Data entries:

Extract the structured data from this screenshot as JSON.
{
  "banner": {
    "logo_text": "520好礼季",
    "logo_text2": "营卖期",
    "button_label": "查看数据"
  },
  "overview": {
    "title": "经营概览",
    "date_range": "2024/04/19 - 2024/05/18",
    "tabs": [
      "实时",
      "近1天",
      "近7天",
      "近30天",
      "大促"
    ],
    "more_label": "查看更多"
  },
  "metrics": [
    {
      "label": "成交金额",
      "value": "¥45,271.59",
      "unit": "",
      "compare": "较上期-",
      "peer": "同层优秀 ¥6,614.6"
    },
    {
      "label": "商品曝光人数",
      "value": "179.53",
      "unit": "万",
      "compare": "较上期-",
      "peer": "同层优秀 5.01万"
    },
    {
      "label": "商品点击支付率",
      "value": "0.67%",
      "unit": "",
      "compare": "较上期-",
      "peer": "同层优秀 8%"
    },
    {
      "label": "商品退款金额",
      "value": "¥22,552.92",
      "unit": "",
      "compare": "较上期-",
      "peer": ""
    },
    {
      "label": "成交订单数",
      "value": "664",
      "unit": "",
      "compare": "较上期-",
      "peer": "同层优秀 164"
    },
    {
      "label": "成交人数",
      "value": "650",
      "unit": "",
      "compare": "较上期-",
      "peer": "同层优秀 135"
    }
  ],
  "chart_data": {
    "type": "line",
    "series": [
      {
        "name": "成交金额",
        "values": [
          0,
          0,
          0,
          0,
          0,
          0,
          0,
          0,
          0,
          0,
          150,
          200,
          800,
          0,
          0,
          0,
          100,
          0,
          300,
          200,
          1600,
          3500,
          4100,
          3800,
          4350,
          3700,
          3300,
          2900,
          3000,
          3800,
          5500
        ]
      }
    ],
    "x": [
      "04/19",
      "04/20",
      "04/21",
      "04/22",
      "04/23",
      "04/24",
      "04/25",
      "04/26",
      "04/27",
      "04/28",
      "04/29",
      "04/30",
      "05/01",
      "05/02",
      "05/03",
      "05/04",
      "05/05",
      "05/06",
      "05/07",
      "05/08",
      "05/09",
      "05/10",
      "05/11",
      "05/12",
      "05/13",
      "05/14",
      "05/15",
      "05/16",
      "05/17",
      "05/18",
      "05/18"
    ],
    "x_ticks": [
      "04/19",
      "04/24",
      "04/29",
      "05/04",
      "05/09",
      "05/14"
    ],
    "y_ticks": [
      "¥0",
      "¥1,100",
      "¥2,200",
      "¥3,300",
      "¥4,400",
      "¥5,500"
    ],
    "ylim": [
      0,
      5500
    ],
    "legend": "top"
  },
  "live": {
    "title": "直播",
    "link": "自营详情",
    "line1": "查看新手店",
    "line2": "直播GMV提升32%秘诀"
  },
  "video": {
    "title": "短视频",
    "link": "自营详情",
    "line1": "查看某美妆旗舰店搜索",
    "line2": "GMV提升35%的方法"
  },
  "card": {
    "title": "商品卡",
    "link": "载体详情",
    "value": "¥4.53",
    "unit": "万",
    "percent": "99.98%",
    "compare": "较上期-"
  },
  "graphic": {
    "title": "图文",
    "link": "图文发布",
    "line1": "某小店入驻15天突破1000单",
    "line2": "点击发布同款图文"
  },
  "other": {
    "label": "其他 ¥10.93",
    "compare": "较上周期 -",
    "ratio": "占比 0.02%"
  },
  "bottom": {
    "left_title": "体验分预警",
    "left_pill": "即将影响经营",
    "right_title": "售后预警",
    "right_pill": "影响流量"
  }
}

TASK STATEMENT: Repeat the records above exactly, leaving none out.

ANSWER TO THE PROBLEM:
Extract the structured data from this screenshot as JSON.
{
  "banner": {
    "logo_text": "520好礼季",
    "logo_text2": "营卖期",
    "button_label": "查看数据"
  },
  "overview": {
    "title": "经营概览",
    "date_range": "2024/04/19 - 2024/05/18",
    "tabs": [
      "实时",
      "近1天",
      "近7天",
      "近30天",
      "大促"
    ],
    "more_label": "查看更多"
  },
  "metrics": [
    {
      "label": "成交金额",
      "value": "¥45,271.59",
      "unit": "",
      "compare": "较上期-",
      "peer": "同层优秀 ¥6,614.6"
    },
    {
      "label": "商品曝光人数",
      "value": "179.53",
      "unit": "万",
      "compare": "较上期-",
      "peer": "同层优秀 5.01万"
    },
    {
      "label": "商品点击支付率",
      "value": "0.67%",
      "unit": "",
      "compare": "较上期-",
      "peer": "同层优秀 8%"
    },
    {
      "label": "商品退款金额",
      "value": "¥22,552.92",
      "unit": "",
      "compare": "较上期-",
      "peer": ""
    },
    {
      "label": "成交订单数",
      "value": "664",
      "unit": "",
      "compare": "较上期-",
      "peer": "同层优秀 164"
    },
    {
      "label": "成交人数",
      "value": "650",
      "unit": "",
      "compare": "较上期-",
      "peer": "同层优秀 135"
    }
  ],
  "chart_data": {
    "type": "line",
    "series": [
      {
        "name": "成交金额",
        "values": [
          0,
          0,
          0,
          0,
          0,
          0,
          0,
          0,
          0,
          0,
          150,
          200,
          800,
          0,
          0,
          0,
          100,
          0,
          300,
          200,
          1600,
          3500,
          4100,
          3800,
          4350,
          3700,
          3300,
          2900,
          3000,
          3800,
          5500
        ]
      }
    ],
    "x": [
      "04/19",
      "04/20",
      "04/21",
      "04/22",
      "04/23",
      "04/24",
      "04/25",
      "04/26",
      "04/27",
      "04/28",
      "04/29",
      "04/30",
      "05/01",
      "05/02",
      "05/03",
      "05/04",
      "05/05",
      "05/06",
      "05/07",
      "05/08",
      "05/09",
      "05/10",
      "05/11",
      "05/12",
      "05/13",
      "05/14",
      "05/15",
      "05/16",
      "05/17",
      "05/18",
      "05/18"
    ],
    "x_ticks": [
      "04/19",
      "04/24",
      "04/29",
      "05/04",
      "05/09",
      "05/14"
    ],
    "y_ticks": [
      "¥0",
      "¥1,100",
      "¥2,200",
      "¥3,300",
      "¥4,400",
      "¥5,500"
    ],
    "ylim": [
      0,
      5500
    ],
    "legend": "top"
  },
  "live": {
    "title": "直播",
    "link": "自营详情",
    "line1": "查看新手店",
    "line2": "直播GMV提升32%秘诀"
  },
  "video": {
    "title": "短视频",
    "link": "自营详情",
    "line1": "查看某美妆旗舰店搜索",
    "line2": "GMV提升35%的方法"
  },
  "card": {
    "title": "商品卡",
    "link": "载体详情",
    "value": "¥4.53",
    "unit": "万",
    "percent": "99.98%",
    "compare": "较上期-"
  },
  "graphic": {
    "title": "图文",
    "link": "图文发布",
    "line1": "某小店入驻15天突破1000单",
    "line2": "点击发布同款图文"
  },
  "other": {
    "label": "其他 ¥10.93",
    "compare": "较上周期 -",
    "ratio": "占比 0.02%"
  },
  "bottom": {
    "left_title": "体验分预警",
    "left_pill": "即将影响经营",
    "right_title": "售后预警",
    "right_pill": "影响流量"
  }
}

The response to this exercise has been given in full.